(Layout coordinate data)
>>>>
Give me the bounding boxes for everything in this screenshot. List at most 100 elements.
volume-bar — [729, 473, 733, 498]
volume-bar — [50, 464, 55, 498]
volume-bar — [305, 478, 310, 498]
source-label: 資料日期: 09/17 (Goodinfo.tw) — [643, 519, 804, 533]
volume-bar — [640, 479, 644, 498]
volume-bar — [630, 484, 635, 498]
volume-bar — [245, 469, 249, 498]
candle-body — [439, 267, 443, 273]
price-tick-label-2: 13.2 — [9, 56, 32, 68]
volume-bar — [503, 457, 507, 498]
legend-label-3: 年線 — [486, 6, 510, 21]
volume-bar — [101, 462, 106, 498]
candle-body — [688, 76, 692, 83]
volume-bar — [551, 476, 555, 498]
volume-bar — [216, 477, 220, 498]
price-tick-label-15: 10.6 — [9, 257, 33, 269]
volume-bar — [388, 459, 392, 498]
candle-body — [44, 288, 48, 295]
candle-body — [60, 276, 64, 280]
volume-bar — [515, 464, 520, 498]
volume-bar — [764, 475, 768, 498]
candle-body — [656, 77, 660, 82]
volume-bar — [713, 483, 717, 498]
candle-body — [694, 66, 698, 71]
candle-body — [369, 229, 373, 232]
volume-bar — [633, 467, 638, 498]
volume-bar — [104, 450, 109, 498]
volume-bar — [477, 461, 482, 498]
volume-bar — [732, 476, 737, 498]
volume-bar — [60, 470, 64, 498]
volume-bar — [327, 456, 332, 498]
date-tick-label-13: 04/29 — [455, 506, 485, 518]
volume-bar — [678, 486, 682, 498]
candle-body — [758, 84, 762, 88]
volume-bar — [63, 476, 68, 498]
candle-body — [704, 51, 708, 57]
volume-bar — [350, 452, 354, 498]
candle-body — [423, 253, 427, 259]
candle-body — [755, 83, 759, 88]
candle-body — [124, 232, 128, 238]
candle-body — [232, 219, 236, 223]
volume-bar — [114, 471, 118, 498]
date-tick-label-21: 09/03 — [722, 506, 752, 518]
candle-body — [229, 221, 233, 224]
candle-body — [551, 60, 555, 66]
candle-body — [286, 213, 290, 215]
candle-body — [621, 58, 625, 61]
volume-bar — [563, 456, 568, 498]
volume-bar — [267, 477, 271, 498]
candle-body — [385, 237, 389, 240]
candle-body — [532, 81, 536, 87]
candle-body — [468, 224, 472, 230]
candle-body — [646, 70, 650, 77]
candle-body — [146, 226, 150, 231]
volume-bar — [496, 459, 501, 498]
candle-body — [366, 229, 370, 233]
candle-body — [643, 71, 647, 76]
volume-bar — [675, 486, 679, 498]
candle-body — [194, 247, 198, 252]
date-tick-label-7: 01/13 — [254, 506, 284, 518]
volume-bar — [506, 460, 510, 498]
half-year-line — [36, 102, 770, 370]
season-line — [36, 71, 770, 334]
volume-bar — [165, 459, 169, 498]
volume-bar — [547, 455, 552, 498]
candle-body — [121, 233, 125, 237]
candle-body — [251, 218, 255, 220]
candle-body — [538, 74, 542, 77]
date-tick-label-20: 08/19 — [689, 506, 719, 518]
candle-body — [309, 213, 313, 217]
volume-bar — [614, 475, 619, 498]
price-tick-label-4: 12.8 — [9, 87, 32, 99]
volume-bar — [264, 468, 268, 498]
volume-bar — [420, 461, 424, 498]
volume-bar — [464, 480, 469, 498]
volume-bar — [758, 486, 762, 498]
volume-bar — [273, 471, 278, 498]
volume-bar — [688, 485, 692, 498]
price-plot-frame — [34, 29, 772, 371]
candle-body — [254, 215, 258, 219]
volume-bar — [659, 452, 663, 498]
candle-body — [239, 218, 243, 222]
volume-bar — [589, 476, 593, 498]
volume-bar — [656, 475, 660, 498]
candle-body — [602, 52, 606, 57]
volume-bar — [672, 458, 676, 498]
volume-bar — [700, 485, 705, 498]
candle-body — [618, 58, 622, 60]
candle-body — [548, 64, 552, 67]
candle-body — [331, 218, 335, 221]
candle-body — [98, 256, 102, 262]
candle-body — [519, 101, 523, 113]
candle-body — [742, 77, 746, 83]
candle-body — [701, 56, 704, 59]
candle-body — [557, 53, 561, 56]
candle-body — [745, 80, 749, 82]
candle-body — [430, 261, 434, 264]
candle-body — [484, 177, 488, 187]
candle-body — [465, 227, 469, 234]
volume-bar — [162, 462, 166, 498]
<<<<
What the task requires: Give each line of these items as one string in a JSON list, skipping any blank lines.

Expected output:
[
  "Give me the bounding boxes for everything in this screenshot. List at most 100 elements.",
  "volume-bar — [729, 473, 733, 498]",
  "volume-bar — [50, 464, 55, 498]",
  "volume-bar — [305, 478, 310, 498]",
  "source-label: 資料日期: 09/17 (Goodinfo.tw) — [643, 519, 804, 533]",
  "volume-bar — [640, 479, 644, 498]",
  "volume-bar — [630, 484, 635, 498]",
  "volume-bar — [245, 469, 249, 498]",
  "candle-body — [439, 267, 443, 273]",
  "price-tick-label-2: 13.2 — [9, 56, 32, 68]",
  "volume-bar — [503, 457, 507, 498]",
  "legend-label-3: 年線 — [486, 6, 510, 21]",
  "volume-bar — [101, 462, 106, 498]",
  "candle-body — [688, 76, 692, 83]",
  "volume-bar — [551, 476, 555, 498]",
  "volume-bar — [216, 477, 220, 498]",
  "price-tick-label-15: 10.6 — [9, 257, 33, 269]",
  "volume-bar — [388, 459, 392, 498]",
  "candle-body — [44, 288, 48, 295]",
  "candle-body — [60, 276, 64, 280]",
  "volume-bar — [515, 464, 520, 498]",
  "volume-bar — [764, 475, 768, 498]",
  "candle-body — [656, 77, 660, 82]",
  "volume-bar — [713, 483, 717, 498]",
  "candle-body — [694, 66, 698, 71]",
  "candle-body — [369, 229, 373, 232]",
  "volume-bar — [633, 467, 638, 498]",
  "volume-bar — [104, 450, 109, 498]",
  "volume-bar — [477, 461, 482, 498]",
  "volume-bar — [732, 476, 737, 498]",
  "volume-bar — [60, 470, 64, 498]",
  "volume-bar — [327, 456, 332, 498]",
  "date-tick-label-13: 04/29 — [455, 506, 485, 518]",
  "volume-bar — [678, 486, 682, 498]",
  "candle-body — [758, 84, 762, 88]",
  "volume-bar — [63, 476, 68, 498]",
  "candle-body — [704, 51, 708, 57]",
  "volume-bar — [350, 452, 354, 498]",
  "candle-body — [423, 253, 427, 259]",
  "candle-body — [755, 83, 759, 88]",
  "candle-body — [124, 232, 128, 238]",
  "candle-body — [232, 219, 236, 223]",
  "volume-bar — [114, 471, 118, 498]",
  "date-tick-label-21: 09/03 — [722, 506, 752, 518]",
  "candle-body — [229, 221, 233, 224]",
  "candle-body — [551, 60, 555, 66]",
  "candle-body — [286, 213, 290, 215]",
  "candle-body — [621, 58, 625, 61]",
  "volume-bar — [563, 456, 568, 498]",
  "volume-bar — [267, 477, 271, 498]",
  "candle-body — [385, 237, 389, 240]",
  "candle-body — [532, 81, 536, 87]",
  "candle-body — [468, 224, 472, 230]",
  "candle-body — [646, 70, 650, 77]",
  "candle-body — [146, 226, 150, 231]",
  "volume-bar — [496, 459, 501, 498]",
  "candle-body — [366, 229, 370, 233]",
  "candle-body — [643, 71, 647, 76]",
  "volume-bar — [675, 486, 679, 498]",
  "candle-body — [194, 247, 198, 252]",
  "date-tick-label-7: 01/13 — [254, 506, 284, 518]",
  "volume-bar — [506, 460, 510, 498]",
  "half-year-line — [36, 102, 770, 370]",
  "season-line — [36, 71, 770, 334]",
  "volume-bar — [165, 459, 169, 498]",
  "volume-bar — [547, 455, 552, 498]",
  "candle-body — [121, 233, 125, 237]",
  "candle-body — [251, 218, 255, 220]",
  "candle-body — [538, 74, 542, 77]",
  "date-tick-label-20: 08/19 — [689, 506, 719, 518]",
  "candle-body — [309, 213, 313, 217]",
  "volume-bar — [614, 475, 619, 498]",
  "price-tick-label-4: 12.8 — [9, 87, 32, 99]",
  "volume-bar — [264, 468, 268, 498]",
  "volume-bar — [420, 461, 424, 498]",
  "volume-bar — [464, 480, 469, 498]",
  "volume-bar — [758, 486, 762, 498]",
  "volume-bar — [273, 471, 278, 498]",
  "volume-bar — [688, 485, 692, 498]",
  "price-plot-frame — [34, 29, 772, 371]",
  "candle-body — [254, 215, 258, 219]",
  "volume-bar — [659, 452, 663, 498]",
  "candle-body — [239, 218, 243, 222]",
  "volume-bar — [589, 476, 593, 498]",
  "volume-bar — [656, 475, 660, 498]",
  "candle-body — [602, 52, 606, 57]",
  "volume-bar — [672, 458, 676, 498]",
  "volume-bar — [700, 485, 705, 498]",
  "candle-body — [618, 58, 622, 60]",
  "candle-body — [548, 64, 552, 67]",
  "candle-body — [331, 218, 335, 221]",
  "candle-body — [98, 256, 102, 262]",
  "candle-body — [519, 101, 523, 113]",
  "candle-body — [742, 77, 746, 83]",
  "candle-body — [701, 56, 704, 59]",
  "candle-body — [557, 53, 561, 56]",
  "candle-body — [745, 80, 749, 82]",
  "candle-body — [430, 261, 434, 264]",
  "candle-body — [484, 177, 488, 187]",
  "candle-body — [465, 227, 469, 234]",
  "volume-bar — [162, 462, 166, 498]"
]